## Instruction
Among the records below, find each line that includes the string "content" and copy it.

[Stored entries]
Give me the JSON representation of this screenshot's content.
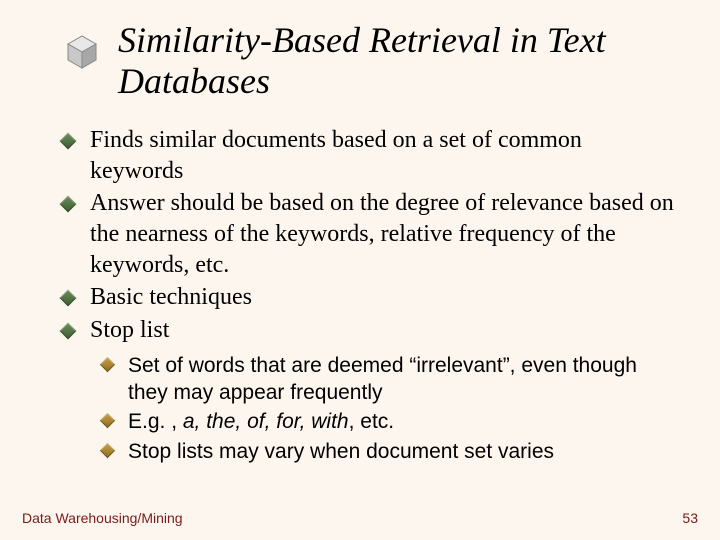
{
  "title": "Similarity-Based Retrieval in Text Databases",
  "bullets": [
    {
      "text": "Finds similar documents based on a set of common keywords"
    },
    {
      "text": "Answer should be based on the degree of relevance based on the nearness of the keywords, relative frequency of the keywords, etc."
    },
    {
      "text": "Basic techniques"
    },
    {
      "text": "Stop list"
    }
  ],
  "sub_bullets": [
    {
      "text": "Set of words that are deemed “irrelevant”, even though they may appear frequently"
    },
    {
      "prefix": "E.g. , ",
      "italic": "a, the, of, for, with",
      "suffix": ", etc."
    },
    {
      "text": "Stop lists may vary when document set varies"
    }
  ],
  "footer": {
    "left": "Data Warehousing/Mining",
    "right": "53"
  },
  "colors": {
    "background": "#fdf6ee",
    "footer_text": "#7a1a1a",
    "main_bullet": "#3d5a2f",
    "sub_bullet": "#8a6a1f"
  }
}
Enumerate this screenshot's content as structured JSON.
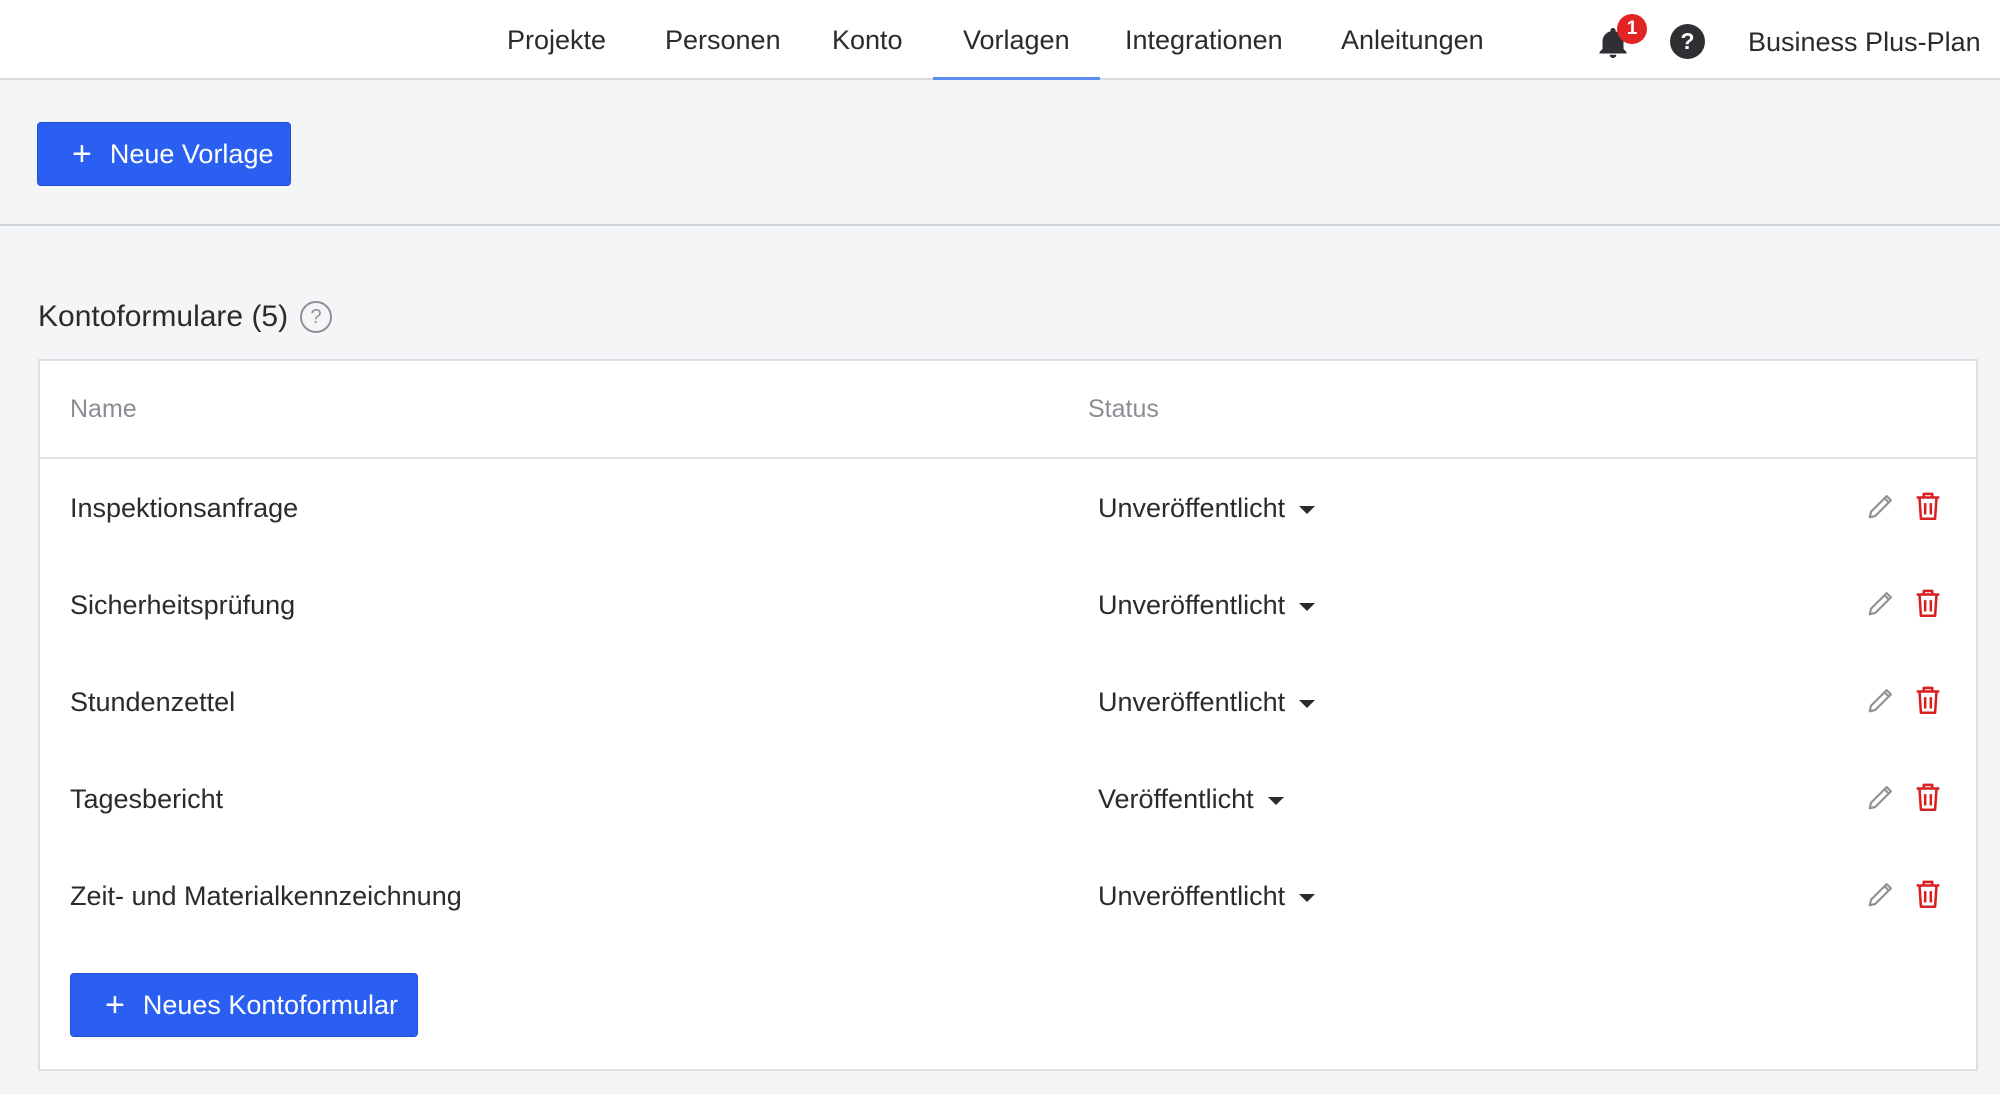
{
  "nav": {
    "tabs": [
      {
        "label": "Projekte",
        "active": false
      },
      {
        "label": "Personen",
        "active": false
      },
      {
        "label": "Konto",
        "active": false
      },
      {
        "label": "Vorlagen",
        "active": true
      },
      {
        "label": "Integrationen",
        "active": false
      },
      {
        "label": "Anleitungen",
        "active": false
      }
    ],
    "notification_count": "1",
    "help_label": "?",
    "plan_label": "Business Plus-Plan",
    "active_color": "#5b8ef0",
    "badge_color": "#e02424"
  },
  "toolbar": {
    "new_template_label": "Neue Vorlage",
    "plus_symbol": "+"
  },
  "section": {
    "title": "Kontoformulare (5)",
    "help_label": "?"
  },
  "table": {
    "headers": {
      "name": "Name",
      "status": "Status"
    },
    "rows": [
      {
        "name": "Inspektionsanfrage",
        "status": "Unveröffentlicht"
      },
      {
        "name": "Sicherheitsprüfung",
        "status": "Unveröffentlicht"
      },
      {
        "name": "Stundenzettel",
        "status": "Unveröffentlicht"
      },
      {
        "name": "Tagesbericht",
        "status": "Veröffentlicht"
      },
      {
        "name": "Zeit- und Materialkennzeichnung",
        "status": "Unveröffentlicht"
      }
    ],
    "row_actions": {
      "edit_icon": "pencil-icon",
      "delete_icon": "trash-icon",
      "delete_color": "#d92020"
    }
  },
  "footer": {
    "new_form_label": "Neues Kontoformular",
    "plus_symbol": "+"
  },
  "colors": {
    "primary_button": "#2a5ff2",
    "background": "#f4f5f7"
  }
}
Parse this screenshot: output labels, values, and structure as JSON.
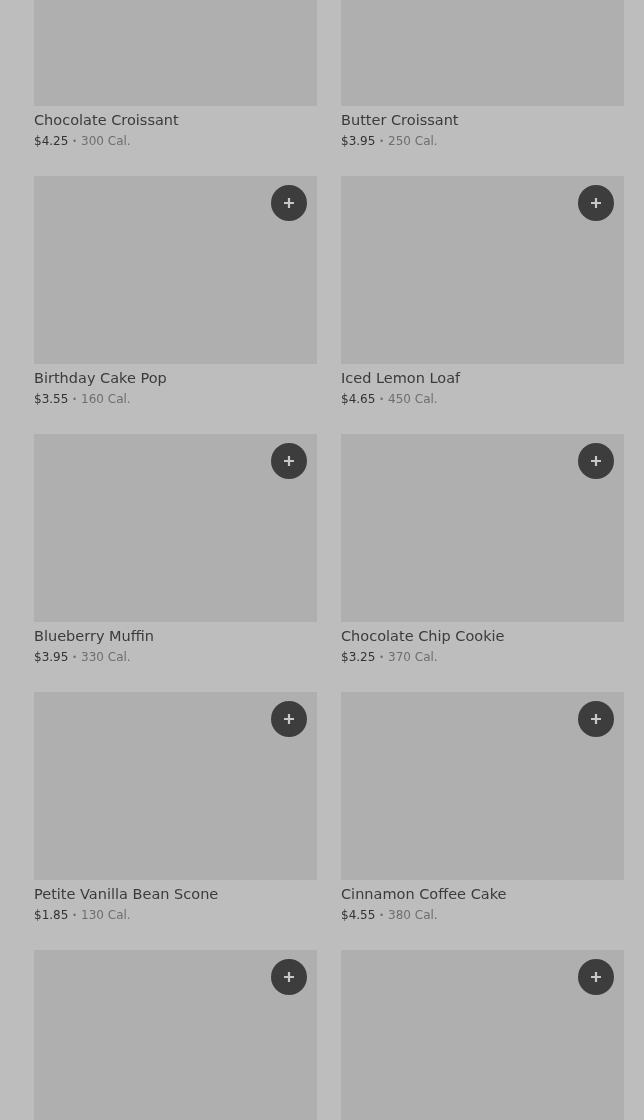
{
  "products": [
    {
      "name": "Chocolate Croissant",
      "price": "$4.25",
      "separator": "•",
      "calories": "300 Cal.",
      "add_button": false
    },
    {
      "name": "Butter Croissant",
      "price": "$3.95",
      "separator": "•",
      "calories": "250 Cal.",
      "add_button": false
    },
    {
      "name": "Birthday Cake Pop",
      "price": "$3.55",
      "separator": "•",
      "calories": "160 Cal.",
      "add_button": true
    },
    {
      "name": "Iced Lemon Loaf",
      "price": "$4.65",
      "separator": "•",
      "calories": "450 Cal.",
      "add_button": true
    },
    {
      "name": "Blueberry Muffin",
      "price": "$3.95",
      "separator": "•",
      "calories": "330 Cal.",
      "add_button": true
    },
    {
      "name": "Chocolate Chip Cookie",
      "price": "$3.25",
      "separator": "•",
      "calories": "370 Cal.",
      "add_button": true
    },
    {
      "name": "Petite Vanilla Bean Scone",
      "price": "$1.85",
      "separator": "•",
      "calories": "130 Cal.",
      "add_button": true
    },
    {
      "name": "Cinnamon Coffee Cake",
      "price": "$4.55",
      "separator": "•",
      "calories": "380 Cal.",
      "add_button": true
    },
    {
      "add_button": true
    },
    {
      "add_button": true
    }
  ]
}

## Exercise solution
Give me the JSON representation of this screenshot's content.
Enumerate this screenshot's content as structured JSON.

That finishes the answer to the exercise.